** Exercise prompt **
Copy each record exactly as it reads, leaving out any pictures it holds.

══════════

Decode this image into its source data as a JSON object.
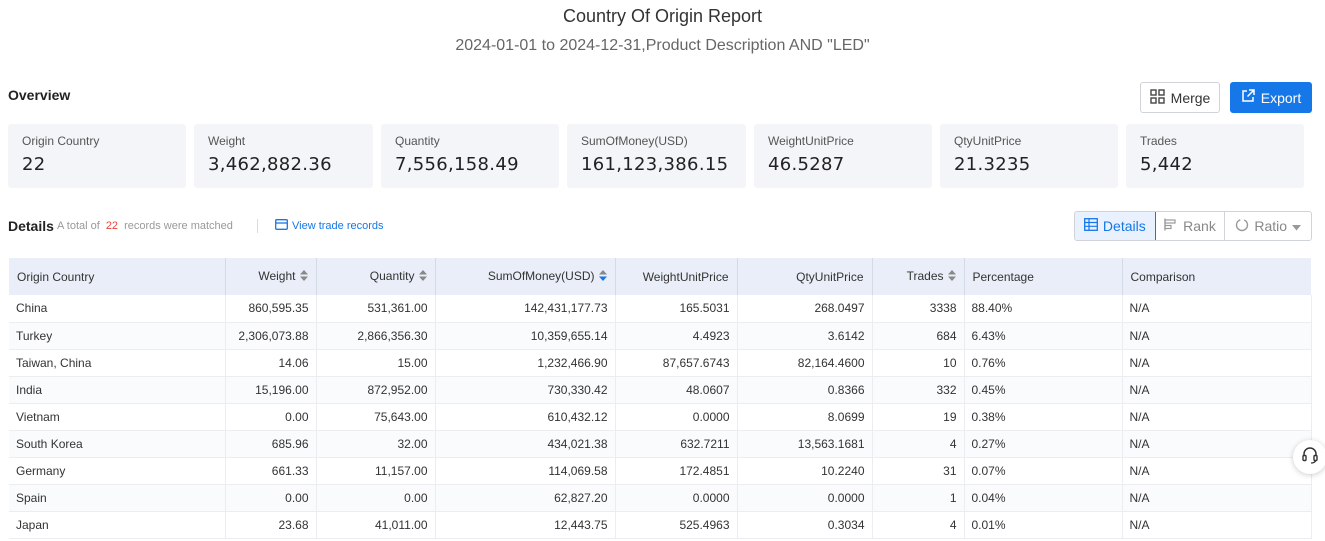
{
  "header": {
    "title": "Country Of Origin Report",
    "subtitle": "2024-01-01 to 2024-12-31,Product Description AND \"LED\""
  },
  "overview": {
    "label": "Overview",
    "merge_label": "Merge",
    "export_label": "Export",
    "cards": [
      {
        "label": "Origin Country",
        "value": "22"
      },
      {
        "label": "Weight",
        "value": "3,462,882.36"
      },
      {
        "label": "Quantity",
        "value": "7,556,158.49"
      },
      {
        "label": "SumOfMoney(USD)",
        "value": "161,123,386.15"
      },
      {
        "label": "WeightUnitPrice",
        "value": "46.5287"
      },
      {
        "label": "QtyUnitPrice",
        "value": "21.3235"
      },
      {
        "label": "Trades",
        "value": "5,442"
      }
    ]
  },
  "details": {
    "label": "Details",
    "matched_prefix": "A total of",
    "matched_count": "22",
    "matched_suffix": "records were matched",
    "view_link": "View trade records",
    "view_toggle": {
      "details": "Details",
      "rank": "Rank",
      "ratio": "Ratio"
    }
  },
  "colors": {
    "accent": "#1677e8",
    "highlight_count": "#e8453c",
    "header_bg": "#e9eef8"
  },
  "table": {
    "columns": [
      "Origin Country",
      "Weight",
      "Quantity",
      "SumOfMoney(USD)",
      "WeightUnitPrice",
      "QtyUnitPrice",
      "Trades",
      "Percentage",
      "Comparison"
    ],
    "rows": [
      [
        "China",
        "860,595.35",
        "531,361.00",
        "142,431,177.73",
        "165.5031",
        "268.0497",
        "3338",
        "88.40%",
        "N/A"
      ],
      [
        "Turkey",
        "2,306,073.88",
        "2,866,356.30",
        "10,359,655.14",
        "4.4923",
        "3.6142",
        "684",
        "6.43%",
        "N/A"
      ],
      [
        "Taiwan, China",
        "14.06",
        "15.00",
        "1,232,466.90",
        "87,657.6743",
        "82,164.4600",
        "10",
        "0.76%",
        "N/A"
      ],
      [
        "India",
        "15,196.00",
        "872,952.00",
        "730,330.42",
        "48.0607",
        "0.8366",
        "332",
        "0.45%",
        "N/A"
      ],
      [
        "Vietnam",
        "0.00",
        "75,643.00",
        "610,432.12",
        "0.0000",
        "8.0699",
        "19",
        "0.38%",
        "N/A"
      ],
      [
        "South Korea",
        "685.96",
        "32.00",
        "434,021.38",
        "632.7211",
        "13,563.1681",
        "4",
        "0.27%",
        "N/A"
      ],
      [
        "Germany",
        "661.33",
        "11,157.00",
        "114,069.58",
        "172.4851",
        "10.2240",
        "31",
        "0.07%",
        "N/A"
      ],
      [
        "Spain",
        "0.00",
        "0.00",
        "62,827.20",
        "0.0000",
        "0.0000",
        "1",
        "0.04%",
        "N/A"
      ],
      [
        "Japan",
        "23.68",
        "41,011.00",
        "12,443.75",
        "525.4963",
        "0.3034",
        "4",
        "0.01%",
        "N/A"
      ]
    ]
  }
}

══════════

** Response for this exercise **
Decode this image into its source data as a JSON object.
{
  "header": {
    "title": "Country Of Origin Report",
    "subtitle": "2024-01-01 to 2024-12-31,Product Description AND \"LED\""
  },
  "overview": {
    "label": "Overview",
    "merge_label": "Merge",
    "export_label": "Export",
    "cards": [
      {
        "label": "Origin Country",
        "value": "22"
      },
      {
        "label": "Weight",
        "value": "3,462,882.36"
      },
      {
        "label": "Quantity",
        "value": "7,556,158.49"
      },
      {
        "label": "SumOfMoney(USD)",
        "value": "161,123,386.15"
      },
      {
        "label": "WeightUnitPrice",
        "value": "46.5287"
      },
      {
        "label": "QtyUnitPrice",
        "value": "21.3235"
      },
      {
        "label": "Trades",
        "value": "5,442"
      }
    ]
  },
  "details": {
    "label": "Details",
    "matched_prefix": "A total of",
    "matched_count": "22",
    "matched_suffix": "records were matched",
    "view_link": "View trade records",
    "view_toggle": {
      "details": "Details",
      "rank": "Rank",
      "ratio": "Ratio"
    }
  },
  "colors": {
    "accent": "#1677e8",
    "highlight_count": "#e8453c",
    "header_bg": "#e9eef8"
  },
  "table": {
    "columns": [
      "Origin Country",
      "Weight",
      "Quantity",
      "SumOfMoney(USD)",
      "WeightUnitPrice",
      "QtyUnitPrice",
      "Trades",
      "Percentage",
      "Comparison"
    ],
    "rows": [
      [
        "China",
        "860,595.35",
        "531,361.00",
        "142,431,177.73",
        "165.5031",
        "268.0497",
        "3338",
        "88.40%",
        "N/A"
      ],
      [
        "Turkey",
        "2,306,073.88",
        "2,866,356.30",
        "10,359,655.14",
        "4.4923",
        "3.6142",
        "684",
        "6.43%",
        "N/A"
      ],
      [
        "Taiwan, China",
        "14.06",
        "15.00",
        "1,232,466.90",
        "87,657.6743",
        "82,164.4600",
        "10",
        "0.76%",
        "N/A"
      ],
      [
        "India",
        "15,196.00",
        "872,952.00",
        "730,330.42",
        "48.0607",
        "0.8366",
        "332",
        "0.45%",
        "N/A"
      ],
      [
        "Vietnam",
        "0.00",
        "75,643.00",
        "610,432.12",
        "0.0000",
        "8.0699",
        "19",
        "0.38%",
        "N/A"
      ],
      [
        "South Korea",
        "685.96",
        "32.00",
        "434,021.38",
        "632.7211",
        "13,563.1681",
        "4",
        "0.27%",
        "N/A"
      ],
      [
        "Germany",
        "661.33",
        "11,157.00",
        "114,069.58",
        "172.4851",
        "10.2240",
        "31",
        "0.07%",
        "N/A"
      ],
      [
        "Spain",
        "0.00",
        "0.00",
        "62,827.20",
        "0.0000",
        "0.0000",
        "1",
        "0.04%",
        "N/A"
      ],
      [
        "Japan",
        "23.68",
        "41,011.00",
        "12,443.75",
        "525.4963",
        "0.3034",
        "4",
        "0.01%",
        "N/A"
      ]
    ]
  }
}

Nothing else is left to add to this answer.